Where a line of the listing below includes the word "xlabel", reproduce that line.

--- BEGIN Exercise materials ---

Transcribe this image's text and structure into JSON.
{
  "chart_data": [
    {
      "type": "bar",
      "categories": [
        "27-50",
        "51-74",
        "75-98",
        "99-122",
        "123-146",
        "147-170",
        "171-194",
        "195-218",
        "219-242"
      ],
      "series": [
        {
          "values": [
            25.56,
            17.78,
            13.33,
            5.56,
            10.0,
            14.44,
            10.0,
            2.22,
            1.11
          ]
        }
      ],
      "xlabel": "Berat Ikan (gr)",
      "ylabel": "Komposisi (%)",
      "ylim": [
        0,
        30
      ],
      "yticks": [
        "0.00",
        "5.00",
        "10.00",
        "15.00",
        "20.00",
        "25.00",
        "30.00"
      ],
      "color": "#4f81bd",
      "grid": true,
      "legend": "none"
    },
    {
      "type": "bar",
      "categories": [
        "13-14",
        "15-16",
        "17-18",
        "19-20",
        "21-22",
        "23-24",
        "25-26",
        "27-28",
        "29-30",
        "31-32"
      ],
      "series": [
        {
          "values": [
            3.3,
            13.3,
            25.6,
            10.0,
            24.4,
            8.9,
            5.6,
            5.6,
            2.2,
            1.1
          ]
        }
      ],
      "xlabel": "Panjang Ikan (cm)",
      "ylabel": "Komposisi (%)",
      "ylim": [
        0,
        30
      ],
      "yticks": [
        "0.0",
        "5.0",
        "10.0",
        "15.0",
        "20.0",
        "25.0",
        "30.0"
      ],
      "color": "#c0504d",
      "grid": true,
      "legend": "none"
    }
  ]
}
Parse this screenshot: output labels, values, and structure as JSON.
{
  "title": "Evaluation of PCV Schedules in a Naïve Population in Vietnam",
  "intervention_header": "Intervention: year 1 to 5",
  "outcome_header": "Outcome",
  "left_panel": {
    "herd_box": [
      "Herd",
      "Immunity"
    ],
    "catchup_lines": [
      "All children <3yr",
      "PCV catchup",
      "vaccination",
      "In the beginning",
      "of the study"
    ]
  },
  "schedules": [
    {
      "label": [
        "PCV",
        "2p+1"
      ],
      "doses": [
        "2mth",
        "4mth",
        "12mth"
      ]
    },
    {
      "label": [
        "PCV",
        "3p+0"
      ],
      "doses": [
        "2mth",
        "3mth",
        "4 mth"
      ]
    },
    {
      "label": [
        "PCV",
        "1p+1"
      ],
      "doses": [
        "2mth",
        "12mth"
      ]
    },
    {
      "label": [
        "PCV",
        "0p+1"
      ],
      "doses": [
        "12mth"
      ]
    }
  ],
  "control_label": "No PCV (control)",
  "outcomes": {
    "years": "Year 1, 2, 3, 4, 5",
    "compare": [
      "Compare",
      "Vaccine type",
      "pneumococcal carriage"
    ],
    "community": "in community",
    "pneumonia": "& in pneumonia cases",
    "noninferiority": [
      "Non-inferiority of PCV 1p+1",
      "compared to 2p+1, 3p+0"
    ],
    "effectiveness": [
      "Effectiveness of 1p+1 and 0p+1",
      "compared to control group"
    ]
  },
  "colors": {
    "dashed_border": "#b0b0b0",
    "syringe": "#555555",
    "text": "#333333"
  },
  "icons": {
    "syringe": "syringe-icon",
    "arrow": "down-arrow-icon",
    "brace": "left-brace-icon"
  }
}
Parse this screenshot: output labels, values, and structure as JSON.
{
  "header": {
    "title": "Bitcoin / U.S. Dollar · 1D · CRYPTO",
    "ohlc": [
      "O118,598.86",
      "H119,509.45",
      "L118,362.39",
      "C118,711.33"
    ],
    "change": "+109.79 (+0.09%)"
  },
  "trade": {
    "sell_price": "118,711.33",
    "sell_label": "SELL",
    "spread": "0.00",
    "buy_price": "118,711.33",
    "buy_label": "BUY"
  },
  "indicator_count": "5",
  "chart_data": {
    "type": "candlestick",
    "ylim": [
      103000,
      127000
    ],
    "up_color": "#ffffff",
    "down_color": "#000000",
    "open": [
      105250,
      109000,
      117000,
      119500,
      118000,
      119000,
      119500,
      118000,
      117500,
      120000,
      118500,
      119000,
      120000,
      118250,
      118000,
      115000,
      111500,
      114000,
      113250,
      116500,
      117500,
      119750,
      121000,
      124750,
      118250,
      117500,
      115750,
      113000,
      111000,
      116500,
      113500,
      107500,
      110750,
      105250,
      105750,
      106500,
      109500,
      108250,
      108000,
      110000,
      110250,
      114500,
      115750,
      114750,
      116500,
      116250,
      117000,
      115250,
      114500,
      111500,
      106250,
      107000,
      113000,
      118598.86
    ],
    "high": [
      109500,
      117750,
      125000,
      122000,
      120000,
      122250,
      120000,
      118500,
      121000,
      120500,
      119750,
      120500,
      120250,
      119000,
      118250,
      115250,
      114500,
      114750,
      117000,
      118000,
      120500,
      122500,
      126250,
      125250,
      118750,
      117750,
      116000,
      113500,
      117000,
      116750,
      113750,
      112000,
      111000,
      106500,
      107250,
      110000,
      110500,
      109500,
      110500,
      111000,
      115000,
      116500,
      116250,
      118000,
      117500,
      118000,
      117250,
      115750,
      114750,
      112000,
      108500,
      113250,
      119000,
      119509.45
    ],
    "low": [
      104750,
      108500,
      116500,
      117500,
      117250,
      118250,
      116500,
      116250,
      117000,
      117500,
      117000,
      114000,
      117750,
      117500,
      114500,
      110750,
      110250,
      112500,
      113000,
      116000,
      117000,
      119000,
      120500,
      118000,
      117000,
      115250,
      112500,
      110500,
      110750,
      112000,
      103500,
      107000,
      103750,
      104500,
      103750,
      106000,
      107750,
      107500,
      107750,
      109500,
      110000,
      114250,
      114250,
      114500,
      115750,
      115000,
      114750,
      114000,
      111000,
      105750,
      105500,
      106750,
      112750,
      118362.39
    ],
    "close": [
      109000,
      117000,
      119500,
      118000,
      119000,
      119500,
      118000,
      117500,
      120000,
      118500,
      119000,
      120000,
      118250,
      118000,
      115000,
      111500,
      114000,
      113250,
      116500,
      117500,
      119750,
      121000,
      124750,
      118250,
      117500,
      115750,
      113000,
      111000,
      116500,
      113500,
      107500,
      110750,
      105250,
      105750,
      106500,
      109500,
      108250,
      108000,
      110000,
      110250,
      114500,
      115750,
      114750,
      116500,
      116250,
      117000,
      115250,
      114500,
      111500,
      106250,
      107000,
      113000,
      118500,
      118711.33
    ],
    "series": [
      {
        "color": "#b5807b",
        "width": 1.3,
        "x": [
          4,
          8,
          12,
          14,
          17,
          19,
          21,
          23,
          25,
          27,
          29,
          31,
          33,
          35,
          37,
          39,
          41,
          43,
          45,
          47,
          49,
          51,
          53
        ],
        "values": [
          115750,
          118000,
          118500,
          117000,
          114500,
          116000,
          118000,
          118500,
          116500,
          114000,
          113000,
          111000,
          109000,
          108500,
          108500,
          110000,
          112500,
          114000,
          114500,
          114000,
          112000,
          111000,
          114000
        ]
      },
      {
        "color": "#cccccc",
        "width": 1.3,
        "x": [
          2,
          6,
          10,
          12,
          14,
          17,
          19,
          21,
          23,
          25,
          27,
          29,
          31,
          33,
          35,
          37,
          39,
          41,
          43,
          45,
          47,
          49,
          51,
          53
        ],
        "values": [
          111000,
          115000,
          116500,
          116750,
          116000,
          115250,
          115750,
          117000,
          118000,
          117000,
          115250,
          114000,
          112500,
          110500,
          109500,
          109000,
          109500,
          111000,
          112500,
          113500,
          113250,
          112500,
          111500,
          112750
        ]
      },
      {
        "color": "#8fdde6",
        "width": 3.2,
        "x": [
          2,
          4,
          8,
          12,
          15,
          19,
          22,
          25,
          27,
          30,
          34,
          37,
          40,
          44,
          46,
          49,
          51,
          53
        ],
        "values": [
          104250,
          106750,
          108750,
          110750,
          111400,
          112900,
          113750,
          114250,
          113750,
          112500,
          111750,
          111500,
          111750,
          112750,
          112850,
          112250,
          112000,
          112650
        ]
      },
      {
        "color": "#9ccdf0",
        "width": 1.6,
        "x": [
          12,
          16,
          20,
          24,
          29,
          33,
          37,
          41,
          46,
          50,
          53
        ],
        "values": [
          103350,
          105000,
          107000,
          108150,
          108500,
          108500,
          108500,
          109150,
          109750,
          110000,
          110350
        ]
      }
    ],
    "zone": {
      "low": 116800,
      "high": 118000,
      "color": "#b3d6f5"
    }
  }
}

--- END Exercise materials ---

* **Reply to the exercise**
      "xlabel": "Berat Ikan (gr)",
      "xlabel": "Panjang Ikan (cm)",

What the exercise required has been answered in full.